● **RECORDS SUPPLIED**:
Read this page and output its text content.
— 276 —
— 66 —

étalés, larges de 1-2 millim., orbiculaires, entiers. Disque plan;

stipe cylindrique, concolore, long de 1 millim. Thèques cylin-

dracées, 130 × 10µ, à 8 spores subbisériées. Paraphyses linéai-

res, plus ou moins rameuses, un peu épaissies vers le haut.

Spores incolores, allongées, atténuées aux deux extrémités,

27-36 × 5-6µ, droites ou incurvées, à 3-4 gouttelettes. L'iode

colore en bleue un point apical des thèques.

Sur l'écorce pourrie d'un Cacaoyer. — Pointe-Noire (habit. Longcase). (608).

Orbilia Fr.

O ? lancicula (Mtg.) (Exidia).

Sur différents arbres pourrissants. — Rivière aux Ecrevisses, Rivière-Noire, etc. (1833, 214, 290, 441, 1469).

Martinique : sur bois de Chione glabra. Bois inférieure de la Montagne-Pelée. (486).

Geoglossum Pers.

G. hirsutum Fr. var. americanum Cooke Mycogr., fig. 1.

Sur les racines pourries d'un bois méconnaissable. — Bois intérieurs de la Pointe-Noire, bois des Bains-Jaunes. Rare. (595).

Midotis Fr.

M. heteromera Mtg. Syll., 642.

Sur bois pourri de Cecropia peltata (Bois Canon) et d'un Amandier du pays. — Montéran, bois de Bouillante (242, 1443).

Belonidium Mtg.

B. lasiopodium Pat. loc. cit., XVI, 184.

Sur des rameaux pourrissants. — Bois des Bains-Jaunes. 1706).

● **YOUR INSTRUCTIONS**: Set down the material above again, word for word.

● **RESPONSE TO THIS EXERCISE**:
Read this page and output its text content.
— 276 —
— 66 —

étalés, larges de 1-2 millim., orbiculaires, entiers. Disque plan;

stipe cylindrique, concolore, long de 1 millim. Thèques cylin-

dracées, 130 × 10µ, à 8 spores subbisériées. Paraphyses linéai-

res, plus ou moins rameuses, un peu épaissies vers le haut.

Spores incolores, allongées, atténuées aux deux extrémités,

27-36 × 5-6µ, droites ou incurvées, à 3-4 gouttelettes. L'iode

colore en bleue un point apical des thèques.

Sur l'écorce pourrie d'un Cacaoyer. — Pointe-Noire (habit. Longcase). (608).

Orbilia Fr.

O ? lancicula (Mtg.) (Exidia).

Sur différents arbres pourrissants. — Rivière aux Ecrevisses, Rivière-Noire, etc. (1833, 214, 290, 441, 1469).

Martinique : sur bois de Chione glabra. Bois inférieure de la Montagne-Pelée. (486).

Geoglossum Pers.

G. hirsutum Fr. var. americanum Cooke Mycogr., fig. 1.

Sur les racines pourries d'un bois méconnaissable. — Bois intérieurs de la Pointe-Noire, bois des Bains-Jaunes. Rare. (595).

Midotis Fr.

M. heteromera Mtg. Syll., 642.

Sur bois pourri de Cecropia peltata (Bois Canon) et d'un Amandier du pays. — Montéran, bois de Bouillante (242, 1443).

Belonidium Mtg.

B. lasiopodium Pat. loc. cit., XVI, 184.

Sur des rameaux pourrissants. — Bois des Bains-Jaunes. 1706).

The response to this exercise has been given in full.